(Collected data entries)

============================================================

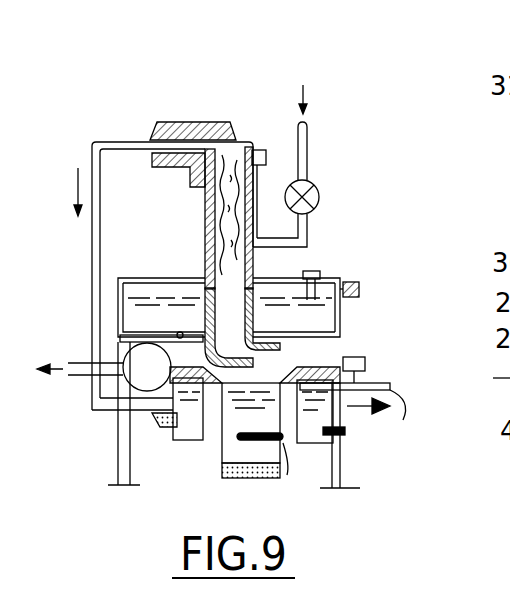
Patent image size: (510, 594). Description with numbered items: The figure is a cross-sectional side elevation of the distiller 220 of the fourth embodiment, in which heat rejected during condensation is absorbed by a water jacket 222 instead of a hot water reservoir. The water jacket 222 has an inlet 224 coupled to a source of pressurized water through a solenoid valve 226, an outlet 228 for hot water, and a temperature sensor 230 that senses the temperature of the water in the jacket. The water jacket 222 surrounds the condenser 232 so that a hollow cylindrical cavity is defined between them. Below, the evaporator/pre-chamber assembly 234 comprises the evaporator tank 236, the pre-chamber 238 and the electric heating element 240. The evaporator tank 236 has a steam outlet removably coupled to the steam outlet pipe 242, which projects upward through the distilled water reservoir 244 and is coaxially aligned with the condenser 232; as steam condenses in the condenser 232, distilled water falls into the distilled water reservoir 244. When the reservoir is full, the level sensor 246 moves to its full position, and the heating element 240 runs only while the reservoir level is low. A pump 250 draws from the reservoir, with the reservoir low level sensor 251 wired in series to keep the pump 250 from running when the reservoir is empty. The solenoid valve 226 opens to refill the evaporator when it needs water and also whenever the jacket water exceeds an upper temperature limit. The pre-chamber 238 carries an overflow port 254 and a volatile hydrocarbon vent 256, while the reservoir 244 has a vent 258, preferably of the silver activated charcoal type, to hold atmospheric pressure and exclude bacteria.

The distiller 220 is at (337, 120).
The water jacket 222 is at (255, 190).
The inlet 224 is at (307, 243).
The solenoid valve 226 is at (318, 182).
The outlet 228 is at (117, 142).
The temperature sensor 230 is at (258, 140).
The condenser 232 is at (205, 212).
The evaporator/pre-chamber assembly 234 is at (216, 457).
The evaporator tank 236 is at (240, 478).
The pre-chamber 238 is at (336, 440).
The electric heating element 240 is at (285, 443).
The steam outlet pipe 242 is at (256, 284).
The distilled water reservoir 244 is at (343, 322).
The level sensor 246 is at (318, 276).
The pump 250 is at (92, 397).
The reservoir low level sensor 251 is at (117, 333).
The overflow port 254 is at (361, 417).
The volatile hydrocarbon vent 256 is at (360, 360).
The vent 258 is at (360, 290).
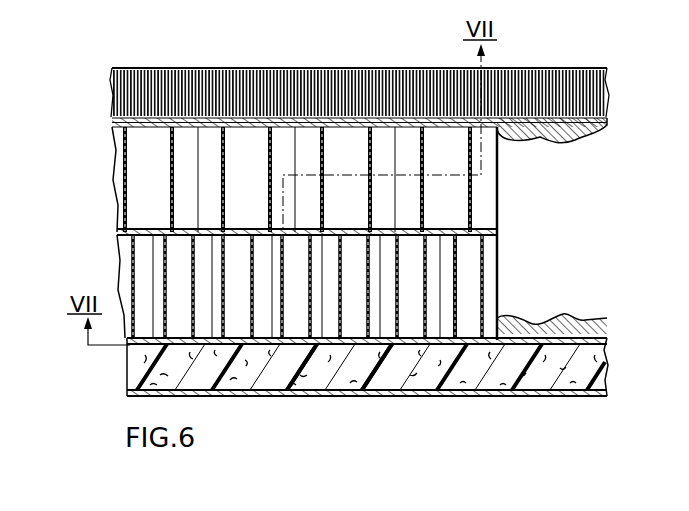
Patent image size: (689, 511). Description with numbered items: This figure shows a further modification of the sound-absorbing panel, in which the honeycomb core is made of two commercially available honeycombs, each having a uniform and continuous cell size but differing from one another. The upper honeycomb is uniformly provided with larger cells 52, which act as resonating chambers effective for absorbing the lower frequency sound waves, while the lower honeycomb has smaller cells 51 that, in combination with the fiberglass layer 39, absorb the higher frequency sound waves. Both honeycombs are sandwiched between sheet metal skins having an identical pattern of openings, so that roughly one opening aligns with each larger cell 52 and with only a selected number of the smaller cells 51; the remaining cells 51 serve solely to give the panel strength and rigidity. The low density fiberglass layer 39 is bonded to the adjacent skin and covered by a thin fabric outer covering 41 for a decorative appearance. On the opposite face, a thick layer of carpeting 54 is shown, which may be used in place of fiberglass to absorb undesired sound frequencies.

The layer of carpeting 54 is at (178, 78).
The cells 52 is at (170, 157).
The cells 51 is at (478, 282).
The outer covering 41 is at (303, 395).
The fiberglass layer 39 is at (397, 395).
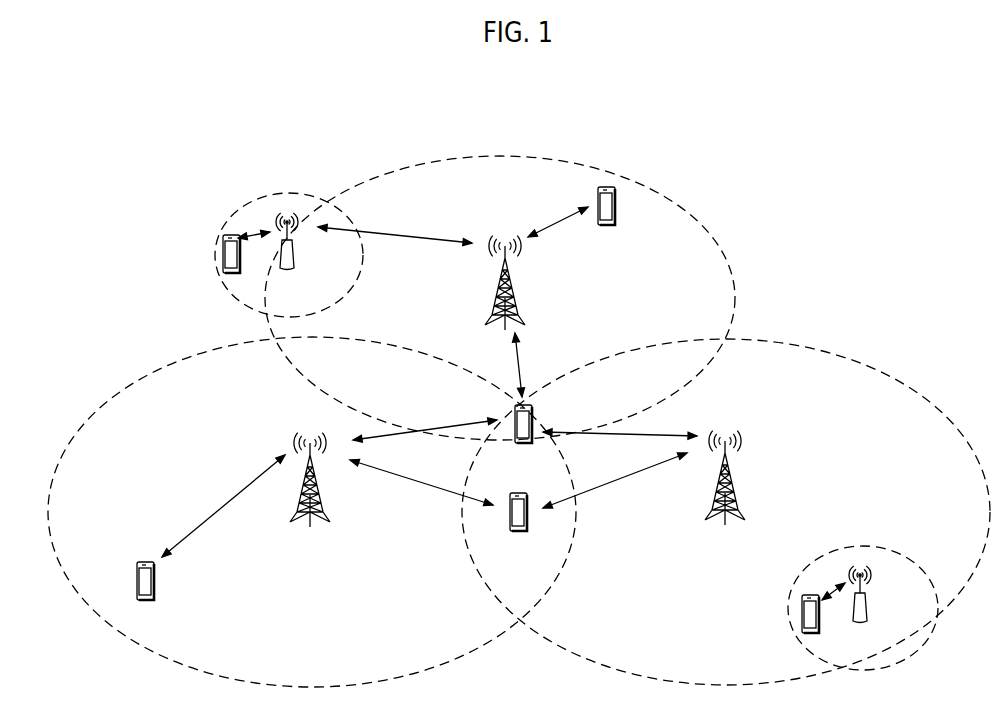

============================================================

-- INSTRUCTIONS FOR THE TASK --
Nothing but the records, restated word for word and stripped of images, belongs in the answer.

-- RESULT OF THIS EXERCISE --
Patent image size: (510, 594). Description with numbered items: The figure is a cross-sectional side elevation of the distiller 220 of the fourth embodiment, in which heat rejected during condensation is absorbed by a water jacket 222 instead of a hot water reservoir. The water jacket 222 has an inlet 224 coupled to a source of pressurized water through a solenoid valve 226, an outlet 228 for hot water, and a temperature sensor 230 that senses the temperature of the water in the jacket. The water jacket 222 surrounds the condenser 232 so that a hollow cylindrical cavity is defined between them. Below, the evaporator/pre-chamber assembly 234 comprises the evaporator tank 236, the pre-chamber 238 and the electric heating element 240. The evaporator tank 236 has a steam outlet removably coupled to the steam outlet pipe 242, which projects upward through the distilled water reservoir 244 and is coaxially aligned with the condenser 232; as steam condenses in the condenser 232, distilled water falls into the distilled water reservoir 244. When the reservoir is full, the level sensor 246 moves to its full position, and the heating element 240 runs only while the reservoir level is low. A pump 250 draws from the reservoir, with the reservoir low level sensor 251 wired in series to keep the pump 250 from running when the reservoir is empty. The solenoid valve 226 opens to refill the evaporator when it needs water and also whenever the jacket water exceeds an upper temperature limit. The pre-chamber 238 carries an overflow port 254 and a volatile hydrocarbon vent 256, while the reservoir 244 has a vent 258, preferably of the silver activated charcoal type, to hold atmospheric pressure and exclude bacteria.

The distiller 220 is at (337, 120).
The water jacket 222 is at (255, 190).
The inlet 224 is at (307, 243).
The solenoid valve 226 is at (318, 182).
The outlet 228 is at (117, 142).
The temperature sensor 230 is at (258, 140).
The condenser 232 is at (205, 212).
The evaporator/pre-chamber assembly 234 is at (216, 457).
The evaporator tank 236 is at (240, 478).
The pre-chamber 238 is at (336, 440).
The electric heating element 240 is at (285, 443).
The steam outlet pipe 242 is at (256, 284).
The distilled water reservoir 244 is at (343, 322).
The level sensor 246 is at (318, 276).
The pump 250 is at (92, 397).
The reservoir low level sensor 251 is at (117, 333).
The overflow port 254 is at (361, 417).
The volatile hydrocarbon vent 256 is at (360, 360).
The vent 258 is at (360, 290).
Patent image size: (689, 511). Description with numbered items: This figure shows a further modification of the sound-absorbing panel, in which the honeycomb core is made of two commercially available honeycombs, each having a uniform and continuous cell size but differing from one another. The upper honeycomb is uniformly provided with larger cells 52, which act as resonating chambers effective for absorbing the lower frequency sound waves, while the lower honeycomb has smaller cells 51 that, in combination with the fiberglass layer 39, absorb the higher frequency sound waves. Both honeycombs are sandwiched between sheet metal skins having an identical pattern of openings, so that roughly one opening aligns with each larger cell 52 and with only a selected number of the smaller cells 51; the remaining cells 51 serve solely to give the panel strength and rigidity. The low density fiberglass layer 39 is bonded to the adjacent skin and covered by a thin fabric outer covering 41 for a decorative appearance. On the opposite face, a thick layer of carpeting 54 is shown, which may be used in place of fiberglass to absorb undesired sound frequencies.

The layer of carpeting 54 is at (178, 78).
The cells 52 is at (170, 157).
The cells 51 is at (478, 282).
The outer covering 41 is at (303, 395).
The fiberglass layer 39 is at (397, 395).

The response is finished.